Problem: When you give the entries again, keep every word as it stands and drop the pictures.

Materials provided:
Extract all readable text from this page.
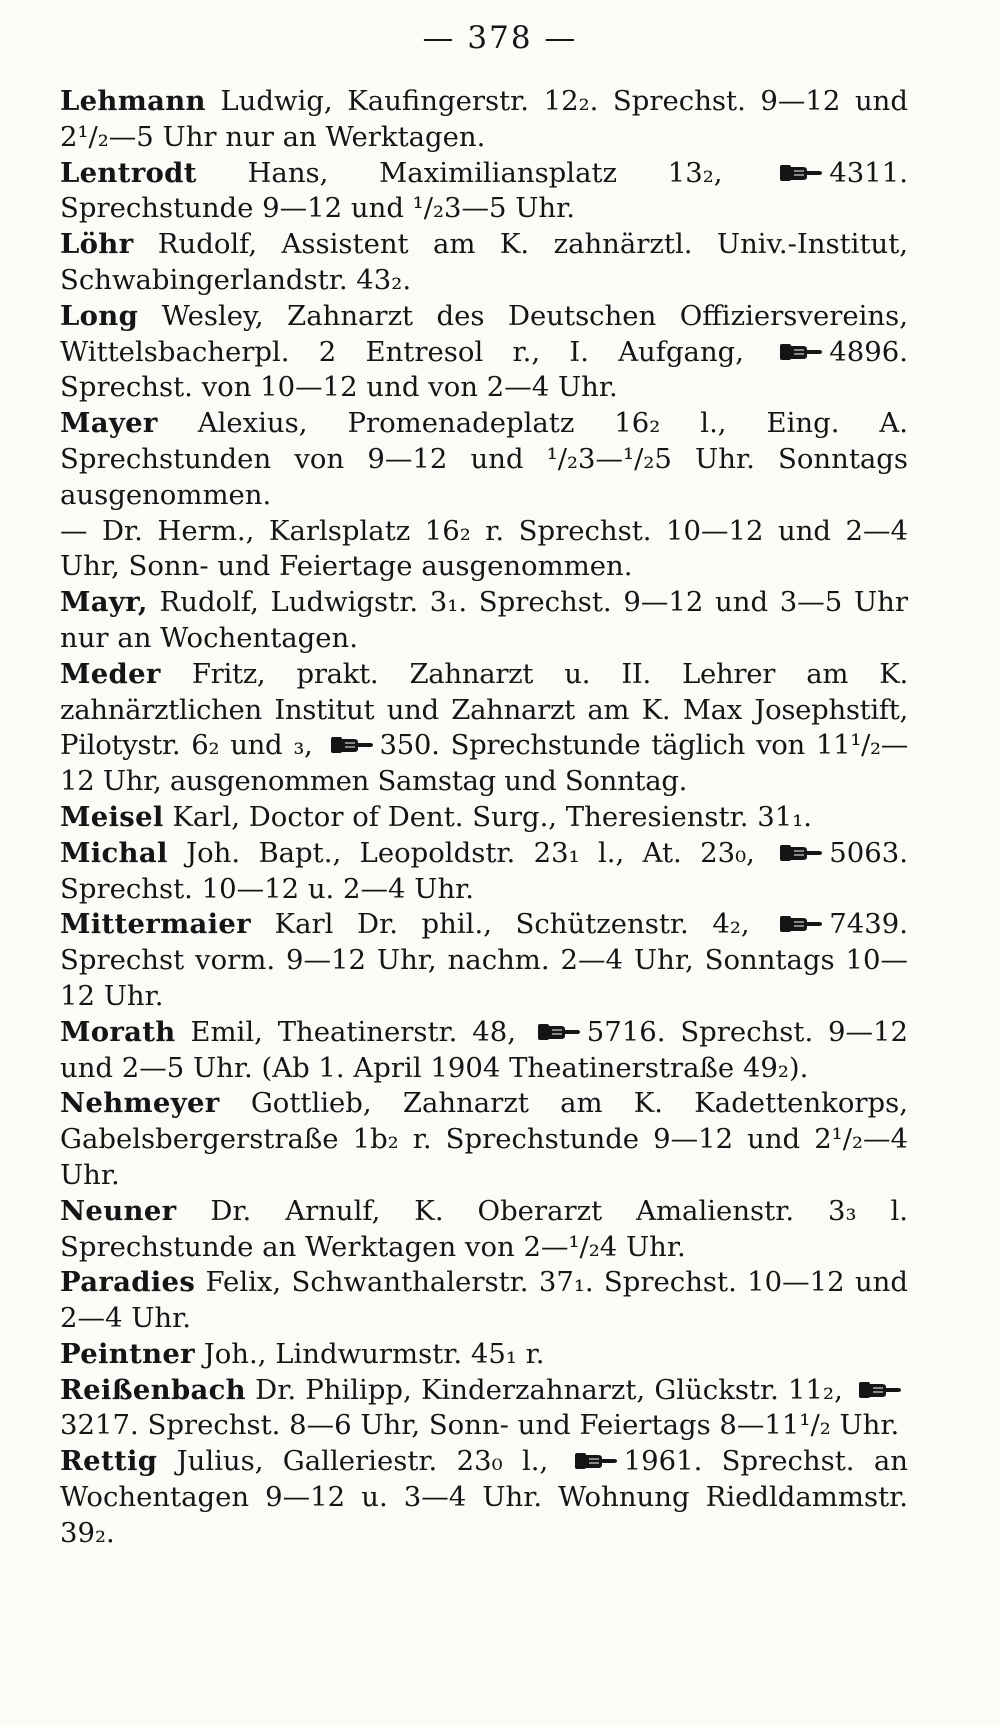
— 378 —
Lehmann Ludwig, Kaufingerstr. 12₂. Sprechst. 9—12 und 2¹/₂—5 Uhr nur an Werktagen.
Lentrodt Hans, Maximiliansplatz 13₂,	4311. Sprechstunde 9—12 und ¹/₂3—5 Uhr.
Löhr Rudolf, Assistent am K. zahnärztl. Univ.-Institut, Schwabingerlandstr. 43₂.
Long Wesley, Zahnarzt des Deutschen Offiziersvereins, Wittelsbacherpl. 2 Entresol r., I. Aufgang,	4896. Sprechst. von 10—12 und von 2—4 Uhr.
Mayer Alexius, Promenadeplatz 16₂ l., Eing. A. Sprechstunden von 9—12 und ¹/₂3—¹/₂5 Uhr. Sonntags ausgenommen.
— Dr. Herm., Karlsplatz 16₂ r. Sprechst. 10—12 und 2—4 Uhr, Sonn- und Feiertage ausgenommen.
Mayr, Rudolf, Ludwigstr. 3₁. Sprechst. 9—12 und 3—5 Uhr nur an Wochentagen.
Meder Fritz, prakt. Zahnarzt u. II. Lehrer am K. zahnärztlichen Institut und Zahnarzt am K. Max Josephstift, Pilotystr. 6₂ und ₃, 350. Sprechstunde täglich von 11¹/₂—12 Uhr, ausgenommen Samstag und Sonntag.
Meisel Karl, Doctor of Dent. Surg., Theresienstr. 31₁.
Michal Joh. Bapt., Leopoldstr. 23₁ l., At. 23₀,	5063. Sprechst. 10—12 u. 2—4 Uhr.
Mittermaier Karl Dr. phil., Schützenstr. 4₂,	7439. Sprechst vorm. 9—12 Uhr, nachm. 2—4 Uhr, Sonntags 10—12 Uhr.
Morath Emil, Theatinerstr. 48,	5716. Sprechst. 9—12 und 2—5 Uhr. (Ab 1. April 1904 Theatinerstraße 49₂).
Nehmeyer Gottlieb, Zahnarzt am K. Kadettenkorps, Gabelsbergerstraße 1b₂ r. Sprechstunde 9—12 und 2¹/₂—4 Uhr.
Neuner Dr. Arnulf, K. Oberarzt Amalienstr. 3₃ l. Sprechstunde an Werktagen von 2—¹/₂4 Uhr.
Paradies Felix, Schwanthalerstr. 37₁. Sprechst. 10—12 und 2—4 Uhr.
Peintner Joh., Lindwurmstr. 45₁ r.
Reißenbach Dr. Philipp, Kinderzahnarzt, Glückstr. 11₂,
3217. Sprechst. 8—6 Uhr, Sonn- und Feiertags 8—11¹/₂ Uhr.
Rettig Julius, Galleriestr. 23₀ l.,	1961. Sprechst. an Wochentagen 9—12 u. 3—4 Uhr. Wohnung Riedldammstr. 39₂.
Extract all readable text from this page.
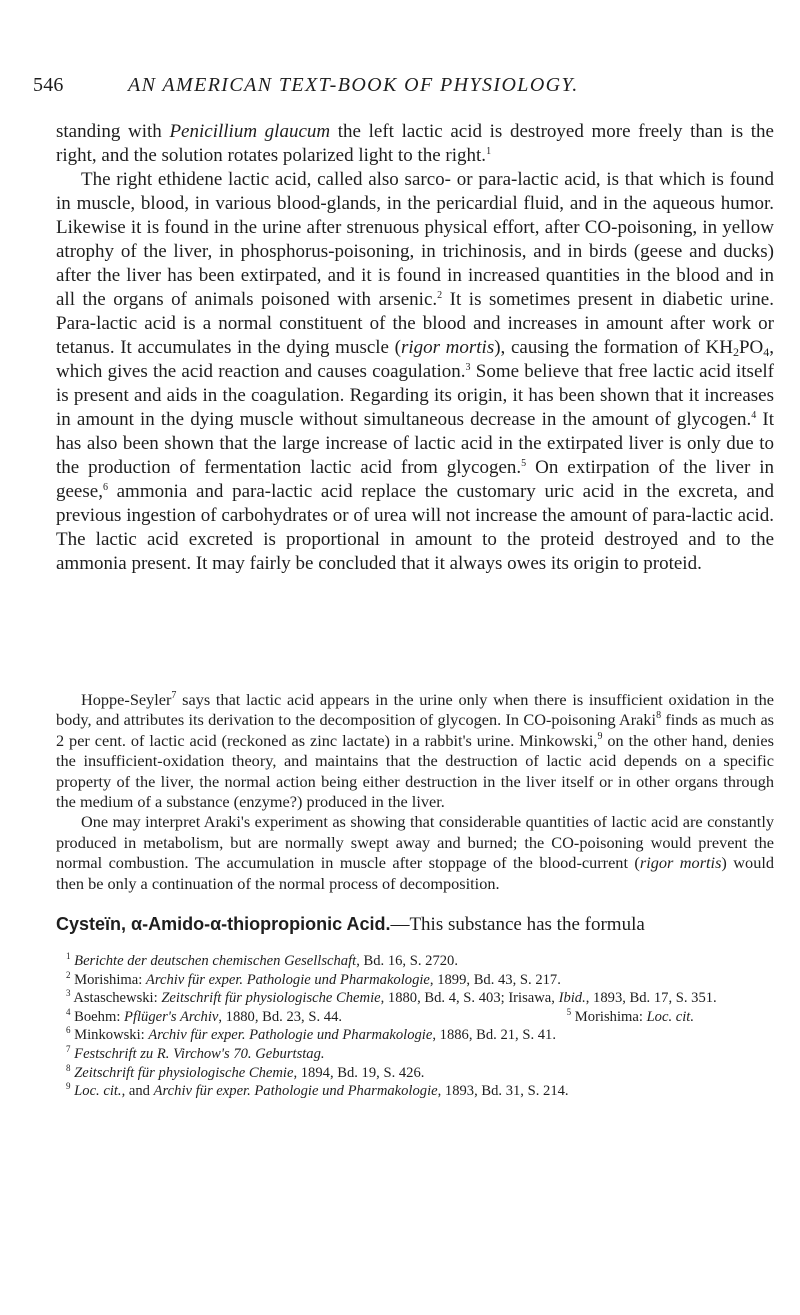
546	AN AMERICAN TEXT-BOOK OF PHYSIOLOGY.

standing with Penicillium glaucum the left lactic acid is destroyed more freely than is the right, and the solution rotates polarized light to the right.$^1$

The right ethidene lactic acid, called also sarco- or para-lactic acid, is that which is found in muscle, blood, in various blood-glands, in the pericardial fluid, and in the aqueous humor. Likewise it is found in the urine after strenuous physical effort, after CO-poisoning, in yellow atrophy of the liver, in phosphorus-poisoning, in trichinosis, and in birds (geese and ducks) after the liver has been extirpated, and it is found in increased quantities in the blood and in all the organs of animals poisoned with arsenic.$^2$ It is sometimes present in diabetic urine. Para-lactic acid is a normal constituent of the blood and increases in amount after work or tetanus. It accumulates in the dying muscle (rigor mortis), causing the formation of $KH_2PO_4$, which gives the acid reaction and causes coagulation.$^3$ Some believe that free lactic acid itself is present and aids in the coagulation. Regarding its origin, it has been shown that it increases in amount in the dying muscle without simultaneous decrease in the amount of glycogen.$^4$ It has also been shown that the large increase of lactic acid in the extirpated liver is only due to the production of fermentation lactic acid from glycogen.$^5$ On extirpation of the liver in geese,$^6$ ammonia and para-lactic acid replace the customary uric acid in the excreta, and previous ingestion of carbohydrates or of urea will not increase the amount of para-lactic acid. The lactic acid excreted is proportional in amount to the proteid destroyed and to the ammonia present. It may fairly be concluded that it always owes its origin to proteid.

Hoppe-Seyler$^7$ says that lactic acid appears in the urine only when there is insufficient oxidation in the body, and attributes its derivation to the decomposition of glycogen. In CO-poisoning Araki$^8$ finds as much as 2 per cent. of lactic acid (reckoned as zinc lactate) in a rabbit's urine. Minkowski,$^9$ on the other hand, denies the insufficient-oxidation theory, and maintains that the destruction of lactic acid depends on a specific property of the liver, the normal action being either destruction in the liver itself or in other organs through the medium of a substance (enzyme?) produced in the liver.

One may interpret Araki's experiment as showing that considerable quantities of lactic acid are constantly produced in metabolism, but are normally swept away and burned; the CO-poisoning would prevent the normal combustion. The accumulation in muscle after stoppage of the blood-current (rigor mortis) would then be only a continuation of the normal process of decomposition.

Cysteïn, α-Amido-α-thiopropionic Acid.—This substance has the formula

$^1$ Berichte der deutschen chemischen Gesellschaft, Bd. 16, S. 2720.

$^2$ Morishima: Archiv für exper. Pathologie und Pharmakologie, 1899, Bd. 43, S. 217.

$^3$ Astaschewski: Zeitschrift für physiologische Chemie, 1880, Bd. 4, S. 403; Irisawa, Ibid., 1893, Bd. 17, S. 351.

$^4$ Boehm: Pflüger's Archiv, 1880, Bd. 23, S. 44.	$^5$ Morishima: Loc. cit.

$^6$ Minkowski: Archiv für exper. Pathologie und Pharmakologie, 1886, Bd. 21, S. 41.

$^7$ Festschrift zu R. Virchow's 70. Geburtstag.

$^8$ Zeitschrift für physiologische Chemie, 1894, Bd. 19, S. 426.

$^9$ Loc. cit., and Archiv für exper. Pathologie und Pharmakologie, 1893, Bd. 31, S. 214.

Answer space:
Extract all readable text from this page.
— 378 —
Lehmann Ludwig, Kaufingerstr. 12₂. Sprechst. 9—12 und 2¹/₂—5 Uhr nur an Werktagen.
Lentrodt Hans, Maximiliansplatz 13₂,	4311. Sprechstunde 9—12 und ¹/₂3—5 Uhr.
Löhr Rudolf, Assistent am K. zahnärztl. Univ.-Institut, Schwabingerlandstr. 43₂.
Long Wesley, Zahnarzt des Deutschen Offiziersvereins, Wittelsbacherpl. 2 Entresol r., I. Aufgang,	4896. Sprechst. von 10—12 und von 2—4 Uhr.
Mayer Alexius, Promenadeplatz 16₂ l., Eing. A. Sprechstunden von 9—12 und ¹/₂3—¹/₂5 Uhr. Sonntags ausgenommen.
— Dr. Herm., Karlsplatz 16₂ r. Sprechst. 10—12 und 2—4 Uhr, Sonn- und Feiertage ausgenommen.
Mayr, Rudolf, Ludwigstr. 3₁. Sprechst. 9—12 und 3—5 Uhr nur an Wochentagen.
Meder Fritz, prakt. Zahnarzt u. II. Lehrer am K. zahnärztlichen Institut und Zahnarzt am K. Max Josephstift, Pilotystr. 6₂ und ₃, 350. Sprechstunde täglich von 11¹/₂—12 Uhr, ausgenommen Samstag und Sonntag.
Meisel Karl, Doctor of Dent. Surg., Theresienstr. 31₁.
Michal Joh. Bapt., Leopoldstr. 23₁ l., At. 23₀,	5063. Sprechst. 10—12 u. 2—4 Uhr.
Mittermaier Karl Dr. phil., Schützenstr. 4₂,	7439. Sprechst vorm. 9—12 Uhr, nachm. 2—4 Uhr, Sonntags 10—12 Uhr.
Morath Emil, Theatinerstr. 48,	5716. Sprechst. 9—12 und 2—5 Uhr. (Ab 1. April 1904 Theatinerstraße 49₂).
Nehmeyer Gottlieb, Zahnarzt am K. Kadettenkorps, Gabelsbergerstraße 1b₂ r. Sprechstunde 9—12 und 2¹/₂—4 Uhr.
Neuner Dr. Arnulf, K. Oberarzt Amalienstr. 3₃ l. Sprechstunde an Werktagen von 2—¹/₂4 Uhr.
Paradies Felix, Schwanthalerstr. 37₁. Sprechst. 10—12 und 2—4 Uhr.
Peintner Joh., Lindwurmstr. 45₁ r.
Reißenbach Dr. Philipp, Kinderzahnarzt, Glückstr. 11₂,
3217. Sprechst. 8—6 Uhr, Sonn- und Feiertags 8—11¹/₂ Uhr.
Rettig Julius, Galleriestr. 23₀ l.,	1961. Sprechst. an Wochentagen 9—12 u. 3—4 Uhr. Wohnung Riedldammstr. 39₂.
Extract all readable text from this page.
546	AN AMERICAN TEXT-BOOK OF PHYSIOLOGY.

standing with Penicillium glaucum the left lactic acid is destroyed more freely than is the right, and the solution rotates polarized light to the right.$^1$

The right ethidene lactic acid, called also sarco- or para-lactic acid, is that which is found in muscle, blood, in various blood-glands, in the pericardial fluid, and in the aqueous humor. Likewise it is found in the urine after strenuous physical effort, after CO-poisoning, in yellow atrophy of the liver, in phosphorus-poisoning, in trichinosis, and in birds (geese and ducks) after the liver has been extirpated, and it is found in increased quantities in the blood and in all the organs of animals poisoned with arsenic.$^2$ It is sometimes present in diabetic urine. Para-lactic acid is a normal constituent of the blood and increases in amount after work or tetanus. It accumulates in the dying muscle (rigor mortis), causing the formation of $KH_2PO_4$, which gives the acid reaction and causes coagulation.$^3$ Some believe that free lactic acid itself is present and aids in the coagulation. Regarding its origin, it has been shown that it increases in amount in the dying muscle without simultaneous decrease in the amount of glycogen.$^4$ It has also been shown that the large increase of lactic acid in the extirpated liver is only due to the production of fermentation lactic acid from glycogen.$^5$ On extirpation of the liver in geese,$^6$ ammonia and para-lactic acid replace the customary uric acid in the excreta, and previous ingestion of carbohydrates or of urea will not increase the amount of para-lactic acid. The lactic acid excreted is proportional in amount to the proteid destroyed and to the ammonia present. It may fairly be concluded that it always owes its origin to proteid.

Hoppe-Seyler$^7$ says that lactic acid appears in the urine only when there is insufficient oxidation in the body, and attributes its derivation to the decomposition of glycogen. In CO-poisoning Araki$^8$ finds as much as 2 per cent. of lactic acid (reckoned as zinc lactate) in a rabbit's urine. Minkowski,$^9$ on the other hand, denies the insufficient-oxidation theory, and maintains that the destruction of lactic acid depends on a specific property of the liver, the normal action being either destruction in the liver itself or in other organs through the medium of a substance (enzyme?) produced in the liver.

One may interpret Araki's experiment as showing that considerable quantities of lactic acid are constantly produced in metabolism, but are normally swept away and burned; the CO-poisoning would prevent the normal combustion. The accumulation in muscle after stoppage of the blood-current (rigor mortis) would then be only a continuation of the normal process of decomposition.

Cysteïn, α-Amido-α-thiopropionic Acid.—This substance has the formula

$^1$ Berichte der deutschen chemischen Gesellschaft, Bd. 16, S. 2720.

$^2$ Morishima: Archiv für exper. Pathologie und Pharmakologie, 1899, Bd. 43, S. 217.

$^3$ Astaschewski: Zeitschrift für physiologische Chemie, 1880, Bd. 4, S. 403; Irisawa, Ibid., 1893, Bd. 17, S. 351.

$^4$ Boehm: Pflüger's Archiv, 1880, Bd. 23, S. 44.	$^5$ Morishima: Loc. cit.

$^6$ Minkowski: Archiv für exper. Pathologie und Pharmakologie, 1886, Bd. 21, S. 41.

$^7$ Festschrift zu R. Virchow's 70. Geburtstag.

$^8$ Zeitschrift für physiologische Chemie, 1894, Bd. 19, S. 426.

$^9$ Loc. cit., and Archiv für exper. Pathologie und Pharmakologie, 1893, Bd. 31, S. 214.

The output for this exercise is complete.